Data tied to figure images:
==*==

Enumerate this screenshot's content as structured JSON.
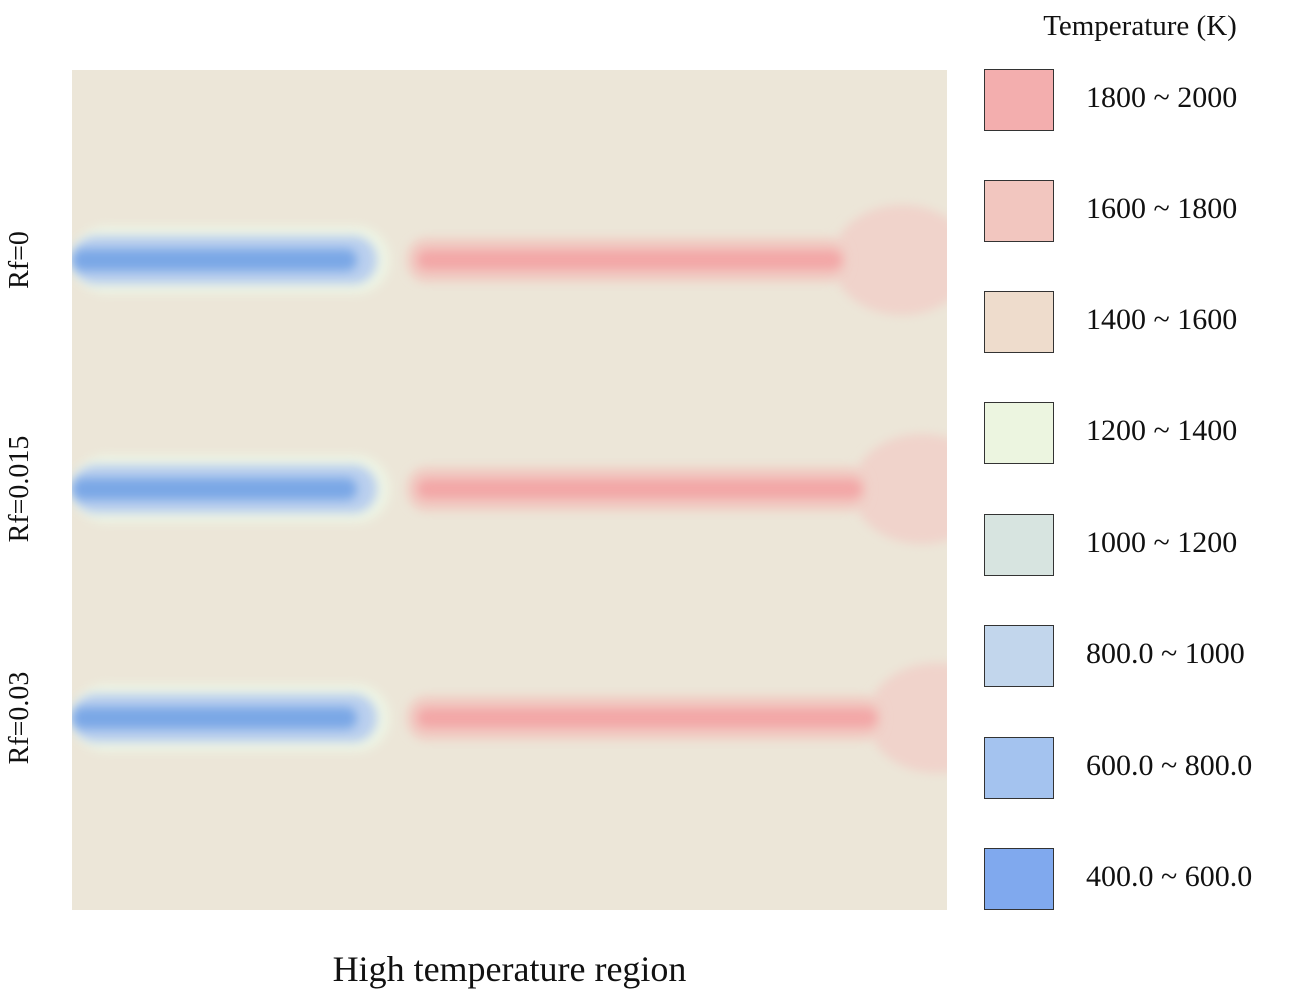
{
  "chart_data": {
    "type": "heatmap",
    "background_color": "#ece6d8",
    "rows": [
      {
        "label": "Rf=0",
        "cold_color": "#7aa7e6",
        "hot_color": "#f3a7a7"
      },
      {
        "label": "Rf=0.015",
        "cold_color": "#7aa7e6",
        "hot_color": "#f3a7a7"
      },
      {
        "label": "Rf=0.03",
        "cold_color": "#7aa7e6",
        "hot_color": "#f3a7a7"
      }
    ],
    "legend": {
      "title": "Temperature (K)",
      "placement": "right",
      "entries": [
        {
          "label": "1800  ~ 2000",
          "color": "#f3aeae"
        },
        {
          "label": "1600  ~ 1800",
          "color": "#f2c6bf"
        },
        {
          "label": "1400  ~ 1600",
          "color": "#eedccc"
        },
        {
          "label": "1200  ~ 1400",
          "color": "#ecf5e0"
        },
        {
          "label": "1000  ~ 1200",
          "color": "#d7e4e0"
        },
        {
          "label": "800.0 ~ 1000",
          "color": "#c2d6ec"
        },
        {
          "label": "600.0 ~ 800.0",
          "color": "#a4c3ef"
        },
        {
          "label": "400.0 ~ 600.0",
          "color": "#80a9ee"
        }
      ]
    },
    "caption": "High temperature region"
  }
}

==*==

Write out the listing above exactly as it stands, pictures excluded.

## Output of the exercise:
Enumerate this screenshot's content as structured JSON.
{
  "chart_data": {
    "type": "heatmap",
    "background_color": "#ece6d8",
    "rows": [
      {
        "label": "Rf=0",
        "cold_color": "#7aa7e6",
        "hot_color": "#f3a7a7"
      },
      {
        "label": "Rf=0.015",
        "cold_color": "#7aa7e6",
        "hot_color": "#f3a7a7"
      },
      {
        "label": "Rf=0.03",
        "cold_color": "#7aa7e6",
        "hot_color": "#f3a7a7"
      }
    ],
    "legend": {
      "title": "Temperature (K)",
      "placement": "right",
      "entries": [
        {
          "label": "1800  ~ 2000",
          "color": "#f3aeae"
        },
        {
          "label": "1600  ~ 1800",
          "color": "#f2c6bf"
        },
        {
          "label": "1400  ~ 1600",
          "color": "#eedccc"
        },
        {
          "label": "1200  ~ 1400",
          "color": "#ecf5e0"
        },
        {
          "label": "1000  ~ 1200",
          "color": "#d7e4e0"
        },
        {
          "label": "800.0 ~ 1000",
          "color": "#c2d6ec"
        },
        {
          "label": "600.0 ~ 800.0",
          "color": "#a4c3ef"
        },
        {
          "label": "400.0 ~ 600.0",
          "color": "#80a9ee"
        }
      ]
    },
    "caption": "High temperature region"
  }
}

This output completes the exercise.